» **YOUR INSTRUCTIONS**
Filter this material down to the lines that hold "termasuklah", copying each one.
═══ STORED RECORDS
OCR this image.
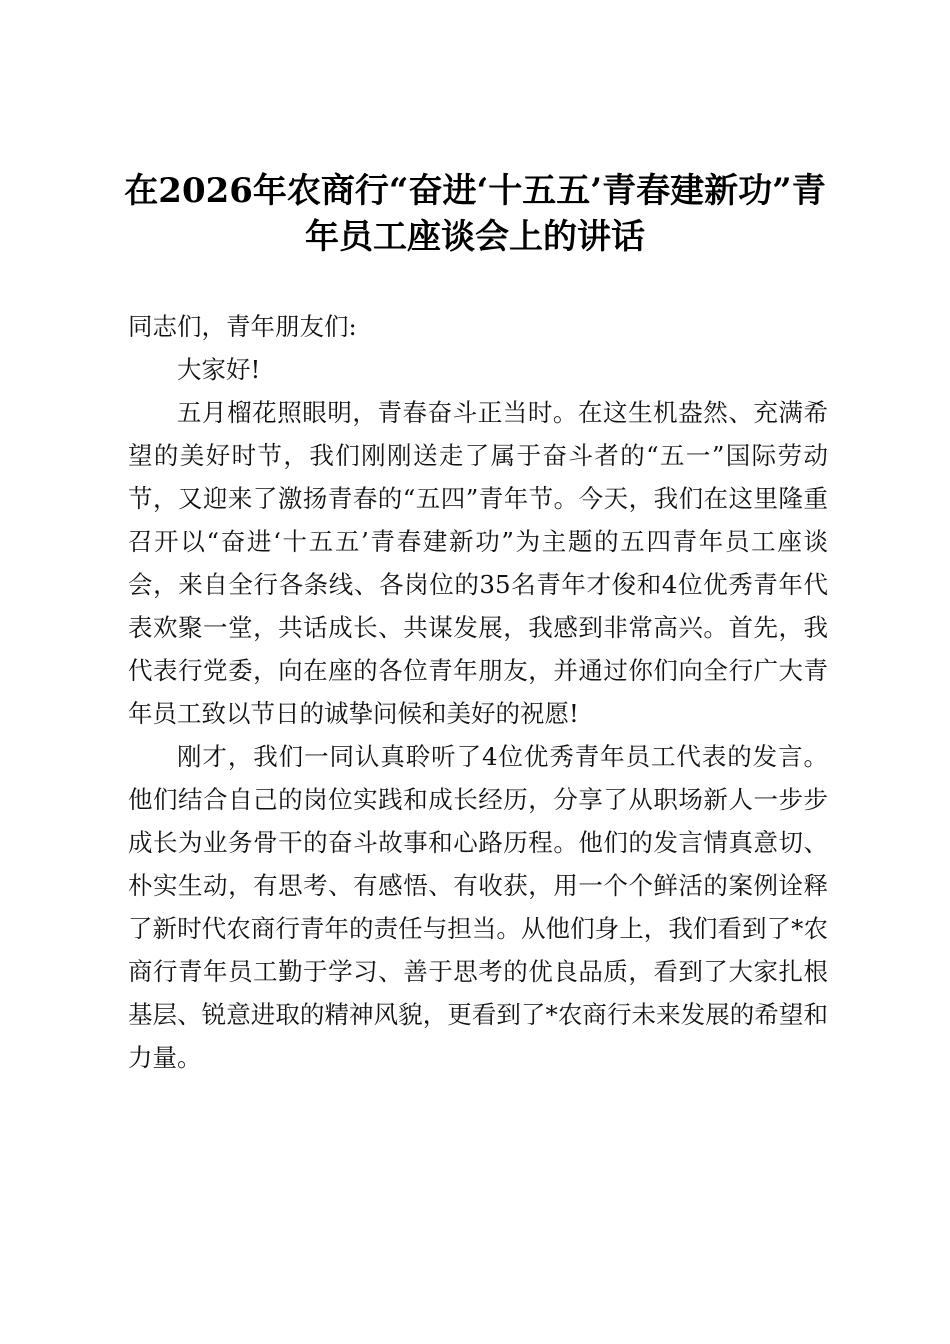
在2026年农商行“奋进‘十五五’青春建新功”青年员工座谈会上的讲话

同志们，青年朋友们:

大家好!

五月榴花照眼明，青春奋斗正当时。在这生机盎然、充满希望的美好时节，我们刚刚送走了属于奋斗者的“五一”国际劳动节，又迎来了激扬青春的“五四”青年节。今天，我们在这里隆重召开以“奋进‘十五五’青春建新功”为主题的五四青年员工座谈会，来自全行各条线、各岗位的35名青年才俊和4位优秀青年代表欢聚一堂，共话成长、共谋发展，我感到非常高兴。首先，我代表行党委，向在座的各位青年朋友，并通过你们向全行广大青年员工致以节日的诚挚问候和美好的祝愿!

刚才，我们一同认真聆听了4位优秀青年员工代表的发言。他们结合自己的岗位实践和成长经历，分享了从职场新人一步步成长为业务骨干的奋斗故事和心路历程。他们的发言情真意切、朴实生动，有思考、有感悟、有收获，用一个个鲜活的案例诠释了新时代农商行青年的责任与担当。从他们身上，我们看到了*农商行青年员工勤于学习、善于思考的优良品质，看到了大家扎根基层、锐意进取的精神风貌，更看到了*农商行未来发展的希望和力量。
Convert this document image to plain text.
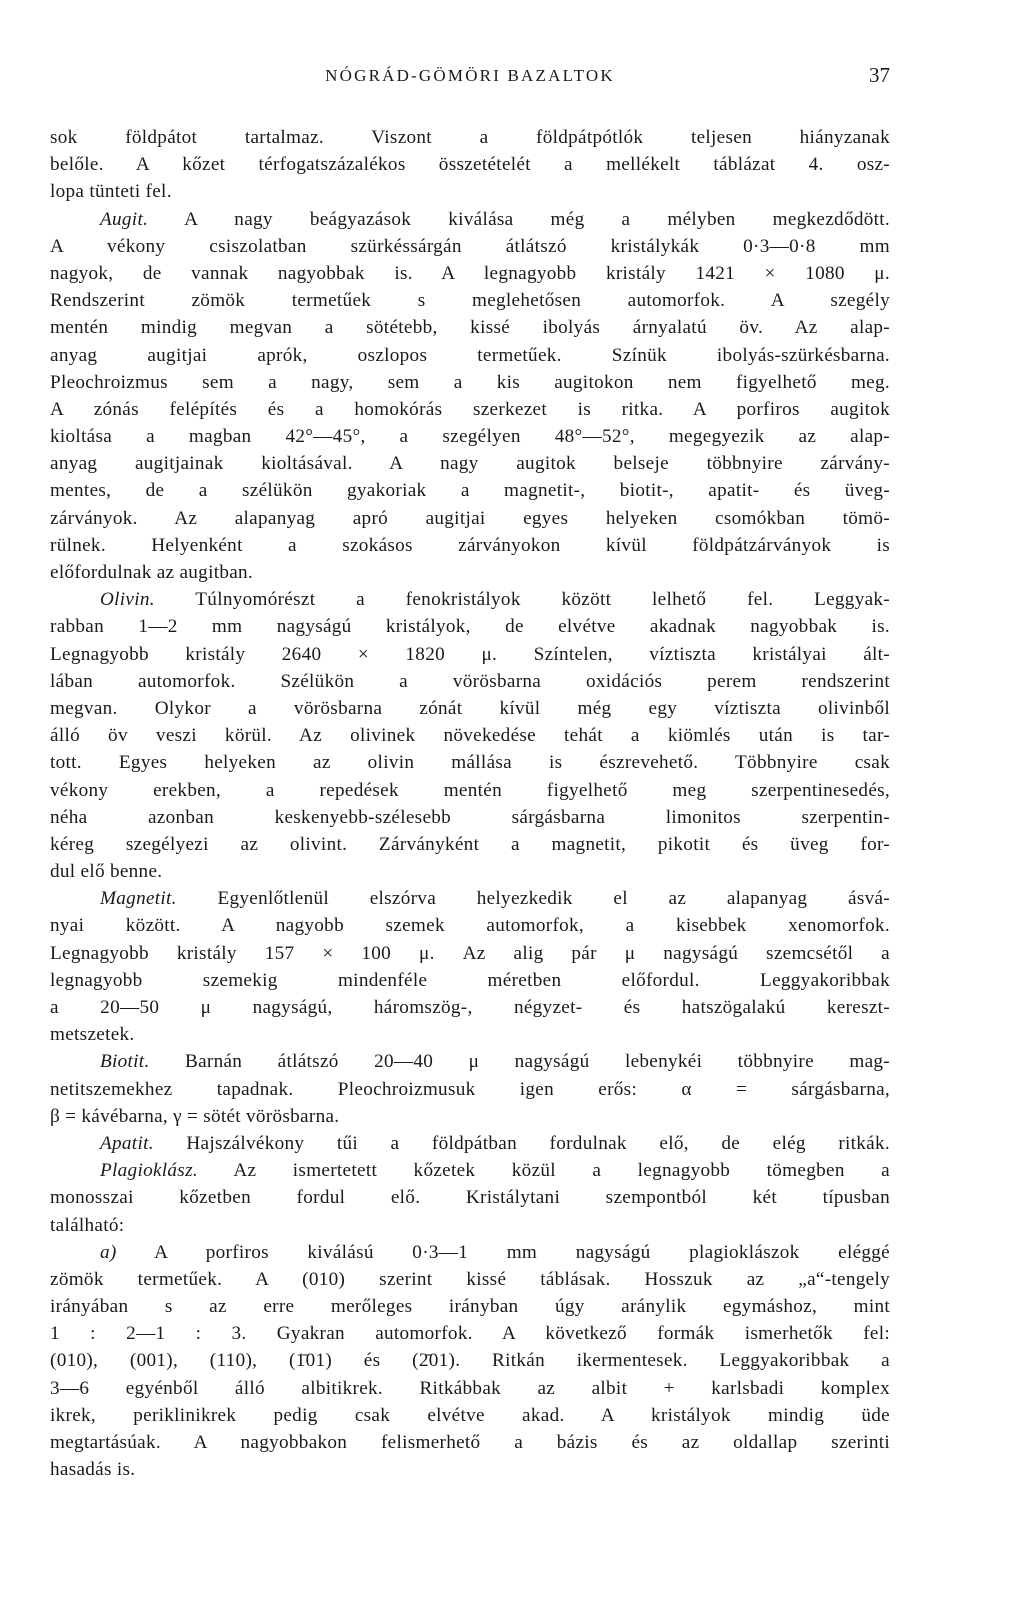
NÓGRÁD-GÖMÖRI BAZALTOK	37
sok földpátot tartalmaz. Viszont a földpátpótlók teljesen hiányzanak
belőle. A kőzet térfogatszázalékos összetételét a mellékelt táblázat 4. osz-
lopa tünteti fel.
Augit. A nagy beágyazások kiválása még a mélyben megkezdődött.
A vékony csiszolatban szürkéssárgán átlátszó kristálykák 0·3—0·8 mm
nagyok, de vannak nagyobbak is. A legnagyobb kristály 1421 × 1080 μ.
Rendszerint zömök termetűek s meglehetősen automorfok. A szegély
mentén mindig megvan a sötétebb, kissé ibolyás árnyalatú öv. Az alap-
anyag augitjai aprók, oszlopos termetűek. Színük ibolyás-szürkésbarna.
Pleochroizmus sem a nagy, sem a kis augitokon nem figyelhető meg.
A zónás felépítés és a homokórás szerkezet is ritka. A porfiros augitok
kioltása a magban 42°—45°, a szegélyen 48°—52°, megegyezik az alap-
anyag augitjainak kioltásával. A nagy augitok belseje többnyire zárvány-
mentes, de a szélükön gyakoriak a magnetit-, biotit-, apatit- és üveg-
zárványok. Az alapanyag apró augitjai egyes helyeken csomókban tömö-
rülnek. Helyenként a szokásos zárványokon kívül földpátzárványok is
előfordulnak az augitban.
Olivin. Túlnyomórészt a fenokristályok között lelhető fel. Leggyak-
rabban 1—2 mm nagyságú kristályok, de elvétve akadnak nagyobbak is.
Legnagyobb kristály 2640 × 1820 μ. Színtelen, víztiszta kristályai ált-
lában automorfok. Szélükön a vörösbarna oxidációs perem rendszerint
megvan. Olykor a vörösbarna zónát kívül még egy víztiszta olivinből
álló öv veszi körül. Az olivinek növekedése tehát a kiömlés után is tar-
tott. Egyes helyeken az olivin mállása is észrevehető. Többnyire csak
vékony erekben, a repedések mentén figyelhető meg szerpentinesedés,
néha azonban keskenyebb-szélesebb sárgásbarna limonitos szerpentin-
kéreg szegélyezi az olivint. Zárványként a magnetit, pikotit és üveg for-
dul elő benne.
Magnetit. Egyenlőtlenül elszórva helyezkedik el az alapanyag ásvá-
nyai között. A nagyobb szemek automorfok, a kisebbek xenomorfok.
Legnagyobb kristály 157 × 100 μ. Az alig pár μ nagyságú szemcsétől a
legnagyobb szemekig mindenféle méretben előfordul. Leggyakoribbak
a 20—50 μ nagyságú, háromszög-, négyzet- és hatszögalakú kereszt-
metszetek.
Biotit. Barnán átlátszó 20—40 μ nagyságú lebenykéi többnyire mag-
netitszemekhez tapadnak. Pleochroizmusuk igen erős: α = sárgásbarna,
β = kávébarna, γ = sötét vörösbarna.
Apatit. Hajszálvékony tűi a földpátban fordulnak elő, de elég ritkák.
Plagioklász. Az ismertetett kőzetek közül a legnagyobb tömegben a
monosszai kőzetben fordul elő. Kristálytani szempontból két típusban
található:
a) A porfiros kiválású 0·3—1 mm nagyságú plagioklászok eléggé
zömök termetűek. A (010) szerint kissé táblásak. Hosszuk az „a“-tengely
irányában s az erre merőleges irányban úgy aránylik egymáshoz, mint
1 : 2—1 : 3. Gyakran automorfok. A következő formák ismerhetők fel:
(010), (001), (110), (1̄01) és (2̄01). Ritkán ikermentesek. Leggyakoribbak a
3—6 egyénből álló albitikrek. Ritkábbak az albit + karlsbadi komplex
ikrek, periklinikrek pedig csak elvétve akad. A kristályok mindig üde
megtartásúak. A nagyobbakon felismerhető a bázis és az oldallap szerinti
hasadás is.
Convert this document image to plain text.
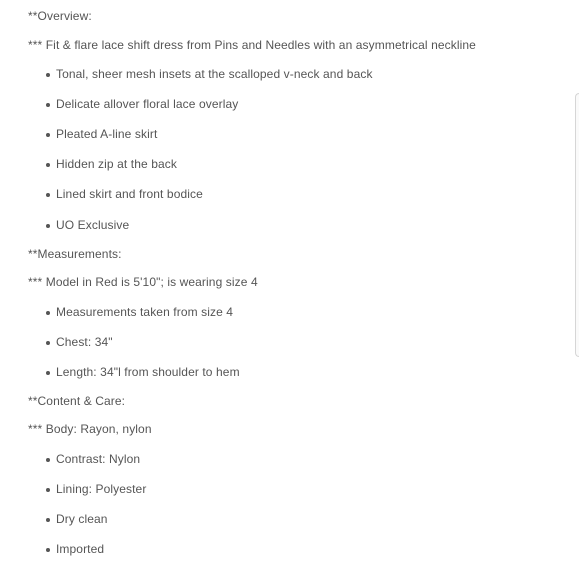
**Overview:
*** Fit & flare lace shift dress from Pins and Needles with an asymmetrical neckline
Tonal, sheer mesh insets at the scalloped v-neck and back
Delicate allover floral lace overlay
Pleated A-line skirt
Hidden zip at the back
Lined skirt and front bodice
UO Exclusive
**Measurements:
*** Model in Red is 5'10"; is wearing size 4
Measurements taken from size 4
Chest: 34"
Length: 34"l from shoulder to hem
**Content & Care:
*** Body: Rayon, nylon
Contrast: Nylon
Lining: Polyester
Dry clean
Imported
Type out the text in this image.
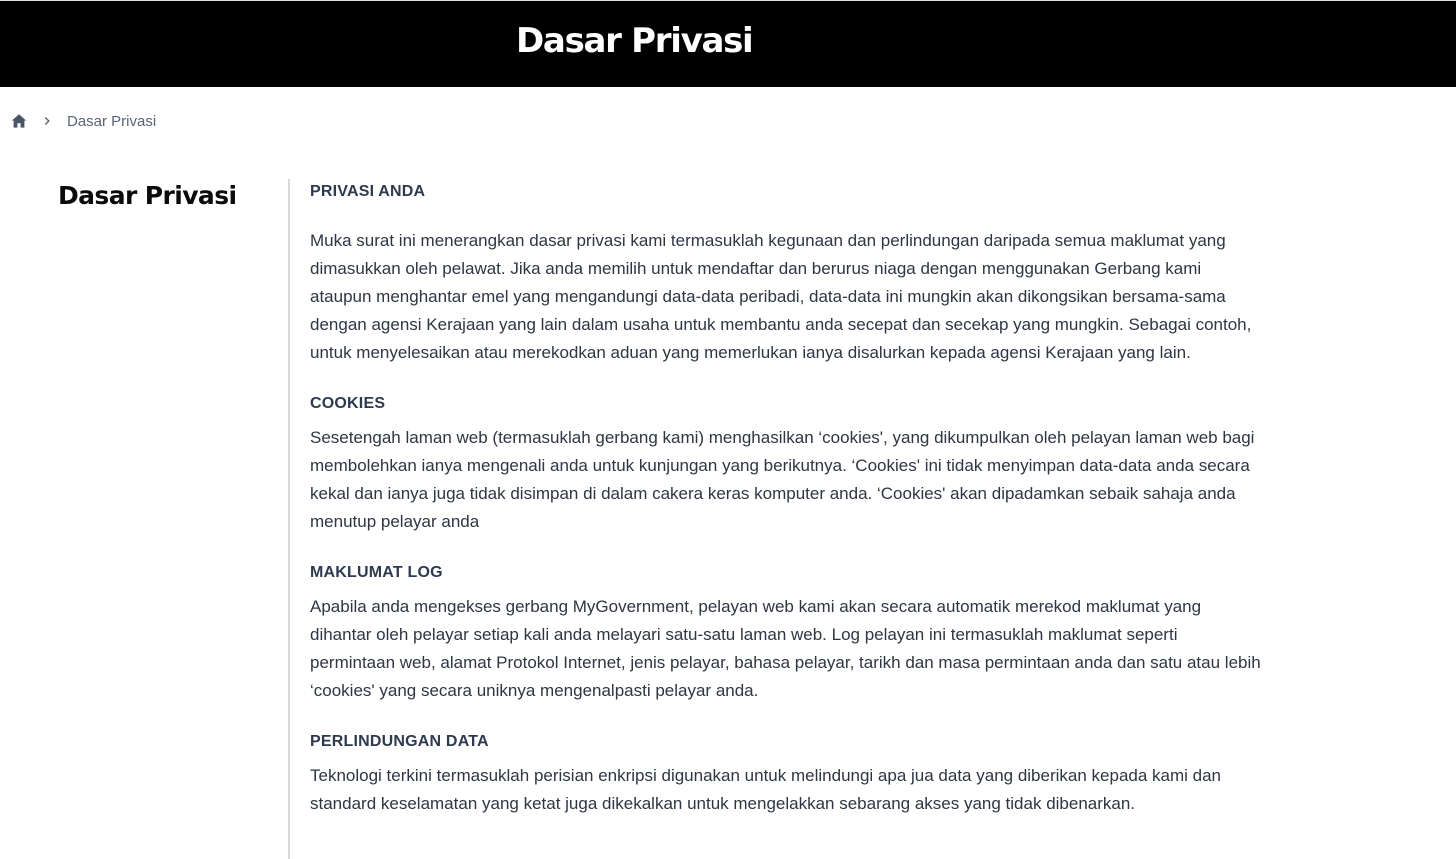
Dasar Privasi
Dasar Privasi
Dasar Privasi	PRIVASI ANDA

Muka surat ini menerangkan dasar privasi kami termasuklah kegunaan dan perlindungan daripada semua maklumat yang dimasukkan oleh pelawat. Jika anda memilih untuk mendaftar dan berurus niaga dengan menggunakan Gerbang kami ataupun menghantar emel yang mengandungi data-data peribadi, data-data ini mungkin akan dikongsikan bersama-sama dengan agensi Kerajaan yang lain dalam usaha untuk membantu anda secepat dan secekap yang mungkin. Sebagai contoh, untuk menyelesaikan atau merekodkan aduan yang memerlukan ianya disalurkan kepada agensi Kerajaan yang lain.

COOKIES

Sesetengah laman web (termasuklah gerbang kami) menghasilkan ‘cookies', yang dikumpulkan oleh pelayan laman web bagi membolehkan ianya mengenali anda untuk kunjungan yang berikutnya. ‘Cookies' ini tidak menyimpan data-data anda secara kekal dan ianya juga tidak disimpan di dalam cakera keras komputer anda. ‘Cookies' akan dipadamkan sebaik sahaja anda menutup pelayar anda

MAKLUMAT LOG

Apabila anda mengekses gerbang MyGovernment, pelayan web kami akan secara automatik merekod maklumat yang dihantar oleh pelayar setiap kali anda melayari satu-satu laman web. Log pelayan ini termasuklah maklumat seperti permintaan web, alamat Protokol Internet, jenis pelayar, bahasa pelayar, tarikh dan masa permintaan anda dan satu atau lebih ‘cookies' yang secara uniknya mengenalpasti pelayar anda.

PERLINDUNGAN DATA

Teknologi terkini termasuklah perisian enkripsi digunakan untuk melindungi apa jua data yang diberikan kepada kami dan standard keselamatan yang ketat juga dikekalkan untuk mengelakkan sebarang akses yang tidak dibenarkan.
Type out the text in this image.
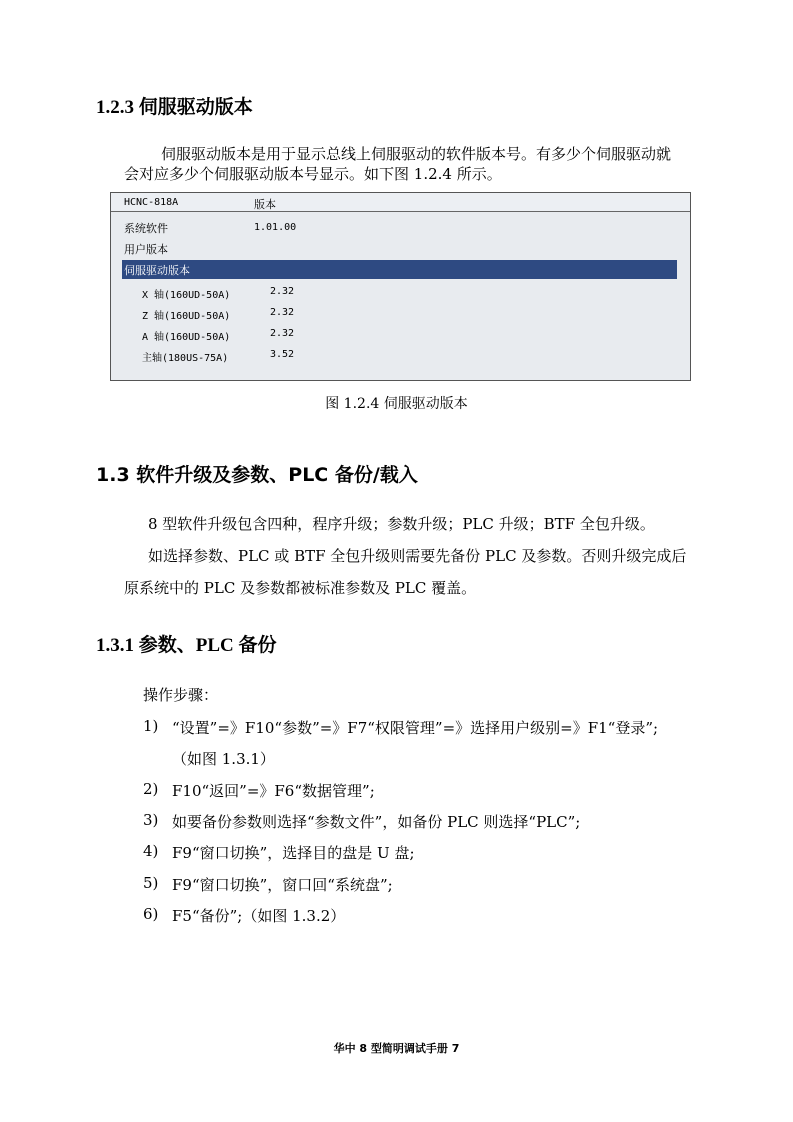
1.2.3 伺服驱动版本
伺服驱动版本是用于显示总线上伺服驱动的软件版本号。有多少个伺服驱动就
会对应多少个伺服驱动版本号显示。如下图 1.2.4 所示。
HCNC-818A	版本
系统软件	1.01.00
用户版本
伺服驱动版本
X 轴(160UD-50A)	2.32
Z 轴(160UD-50A)	2.32
A 轴(160UD-50A)	2.32
主轴(180US-75A)	3.52
图 1.2.4 伺服驱动版本
1.3 软件升级及参数、PLC 备份/载入
8 型软件升级包含四种，程序升级；参数升级；PLC 升级；BTF 全包升级。
如选择参数、PLC 或 BTF 全包升级则需要先备份 PLC 及参数。否则升级完成后
原系统中的 PLC 及参数都被标准参数及 PLC 覆盖。
1.3.1 参数、PLC 备份
操作步骤：
1) “设置”=》F10“参数”=》F7“权限管理”=》选择用户级别=》F1“登录”;
（如图 1.3.1）
2) F10“返回”=》F6“数据管理”;
3) 如要备份参数则选择“参数文件”，如备份 PLC 则选择“PLC”;
4) F9“窗口切换”，选择目的盘是 U 盘;
5) F9“窗口切换”，窗口回“系统盘”;
6) F5“备份”;（如图 1.3.2）
华中 8 型简明调试手册 7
══════
» **EXERCISE SOLUTION**
Muka surat ini menerangkan dasar privasi kami termasuklah kegunaan dan perlindungan daripada semua maklumat yang dimasukkan oleh pelawat. Jika anda memilih untuk mendaftar dan berurus niaga dengan menggunakan Gerbang kami ataupun menghantar emel yang mengandungi data-data peribadi, data-data ini mungkin akan dikongsikan bersama-sama dengan agensi Kerajaan yang lain dalam usaha untuk membantu anda secepat dan secekap yang mungkin. Sebagai contoh, untuk menyelesaikan atau merekodkan aduan yang memerlukan ianya disalurkan kepada agensi Kerajaan yang lain.
Sesetengah laman web (termasuklah gerbang kami) menghasilkan ‘cookies', yang dikumpulkan oleh pelayan laman web bagi membolehkan ianya mengenali anda untuk kunjungan yang berikutnya. ‘Cookies' ini tidak menyimpan data-data anda secara kekal dan ianya juga tidak disimpan di dalam cakera keras komputer anda. ‘Cookies' akan dipadamkan sebaik sahaja anda menutup pelayar anda
Apabila anda mengekses gerbang MyGovernment, pelayan web kami akan secara automatik merekod maklumat yang dihantar oleh pelayar setiap kali anda melayari satu-satu laman web. Log pelayan ini termasuklah maklumat seperti permintaan web, alamat Protokol Internet, jenis pelayar, bahasa pelayar, tarikh dan masa permintaan anda dan satu atau lebih ‘cookies' yang secara uniknya mengenalpasti pelayar anda.
Teknologi terkini termasuklah perisian enkripsi digunakan untuk melindungi apa jua data yang diberikan kepada kami dan standard keselamatan yang ketat juga dikekalkan untuk mengelakkan sebarang akses yang tidak dibenarkan.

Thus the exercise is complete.